Search the records below for the word "JSON" and show every line where it occurs.
----
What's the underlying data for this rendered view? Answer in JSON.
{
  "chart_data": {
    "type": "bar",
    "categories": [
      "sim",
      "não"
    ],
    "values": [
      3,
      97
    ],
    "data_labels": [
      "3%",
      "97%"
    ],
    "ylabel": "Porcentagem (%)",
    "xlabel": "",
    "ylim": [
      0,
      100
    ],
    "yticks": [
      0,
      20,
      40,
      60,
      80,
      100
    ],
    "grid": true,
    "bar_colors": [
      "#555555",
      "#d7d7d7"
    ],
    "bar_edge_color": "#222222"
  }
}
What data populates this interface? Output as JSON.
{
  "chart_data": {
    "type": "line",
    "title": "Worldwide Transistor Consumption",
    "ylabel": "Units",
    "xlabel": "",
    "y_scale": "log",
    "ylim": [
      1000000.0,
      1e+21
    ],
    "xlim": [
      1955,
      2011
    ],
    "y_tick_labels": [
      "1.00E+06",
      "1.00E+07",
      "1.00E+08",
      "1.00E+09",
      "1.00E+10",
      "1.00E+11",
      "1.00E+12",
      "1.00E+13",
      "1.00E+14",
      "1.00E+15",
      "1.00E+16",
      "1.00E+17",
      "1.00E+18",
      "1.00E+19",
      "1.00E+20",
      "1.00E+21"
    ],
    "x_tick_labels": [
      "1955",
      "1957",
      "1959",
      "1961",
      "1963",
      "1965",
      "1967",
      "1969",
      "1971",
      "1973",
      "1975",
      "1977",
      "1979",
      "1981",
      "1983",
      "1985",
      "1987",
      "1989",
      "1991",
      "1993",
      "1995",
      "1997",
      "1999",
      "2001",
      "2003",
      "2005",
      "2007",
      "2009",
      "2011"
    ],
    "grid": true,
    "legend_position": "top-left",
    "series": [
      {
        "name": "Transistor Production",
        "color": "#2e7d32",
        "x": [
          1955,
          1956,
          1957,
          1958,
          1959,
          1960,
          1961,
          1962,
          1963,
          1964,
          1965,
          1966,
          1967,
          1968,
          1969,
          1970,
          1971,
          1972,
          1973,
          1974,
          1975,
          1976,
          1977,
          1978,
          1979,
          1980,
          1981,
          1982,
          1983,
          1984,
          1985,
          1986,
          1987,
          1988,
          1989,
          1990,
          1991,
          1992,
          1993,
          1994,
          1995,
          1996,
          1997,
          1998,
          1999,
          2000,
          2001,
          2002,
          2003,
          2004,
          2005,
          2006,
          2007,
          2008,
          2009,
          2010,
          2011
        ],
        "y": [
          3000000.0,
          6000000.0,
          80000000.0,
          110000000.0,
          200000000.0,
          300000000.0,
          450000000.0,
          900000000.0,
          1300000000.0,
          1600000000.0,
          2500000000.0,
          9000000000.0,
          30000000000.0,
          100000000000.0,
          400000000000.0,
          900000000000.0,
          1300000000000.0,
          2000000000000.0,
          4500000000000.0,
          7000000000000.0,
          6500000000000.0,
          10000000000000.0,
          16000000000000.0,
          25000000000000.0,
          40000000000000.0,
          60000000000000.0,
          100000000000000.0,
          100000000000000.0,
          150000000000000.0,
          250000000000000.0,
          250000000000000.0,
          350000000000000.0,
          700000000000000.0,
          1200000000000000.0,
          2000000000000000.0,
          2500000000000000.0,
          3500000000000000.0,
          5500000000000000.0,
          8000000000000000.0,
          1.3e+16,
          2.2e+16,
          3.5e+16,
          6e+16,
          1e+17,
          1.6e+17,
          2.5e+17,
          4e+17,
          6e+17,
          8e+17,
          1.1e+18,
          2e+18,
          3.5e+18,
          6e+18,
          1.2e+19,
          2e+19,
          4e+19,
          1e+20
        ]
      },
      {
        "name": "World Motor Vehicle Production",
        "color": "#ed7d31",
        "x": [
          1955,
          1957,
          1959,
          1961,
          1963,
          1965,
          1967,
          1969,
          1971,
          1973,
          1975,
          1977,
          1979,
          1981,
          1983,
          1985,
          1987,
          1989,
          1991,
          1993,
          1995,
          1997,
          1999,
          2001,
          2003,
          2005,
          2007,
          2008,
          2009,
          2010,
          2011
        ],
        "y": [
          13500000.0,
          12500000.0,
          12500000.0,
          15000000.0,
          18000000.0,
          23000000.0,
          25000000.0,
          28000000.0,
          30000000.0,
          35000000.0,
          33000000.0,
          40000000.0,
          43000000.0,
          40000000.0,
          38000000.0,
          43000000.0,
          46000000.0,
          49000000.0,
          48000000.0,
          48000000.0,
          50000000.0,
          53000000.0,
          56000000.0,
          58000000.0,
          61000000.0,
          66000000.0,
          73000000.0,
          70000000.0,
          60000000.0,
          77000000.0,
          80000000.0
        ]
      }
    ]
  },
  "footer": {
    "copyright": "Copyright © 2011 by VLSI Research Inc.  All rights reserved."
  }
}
----
* [EXERCISE SOLUTION]:
What's the underlying data for this rendered view? Answer in JSON.
What data populates this interface? Output as JSON.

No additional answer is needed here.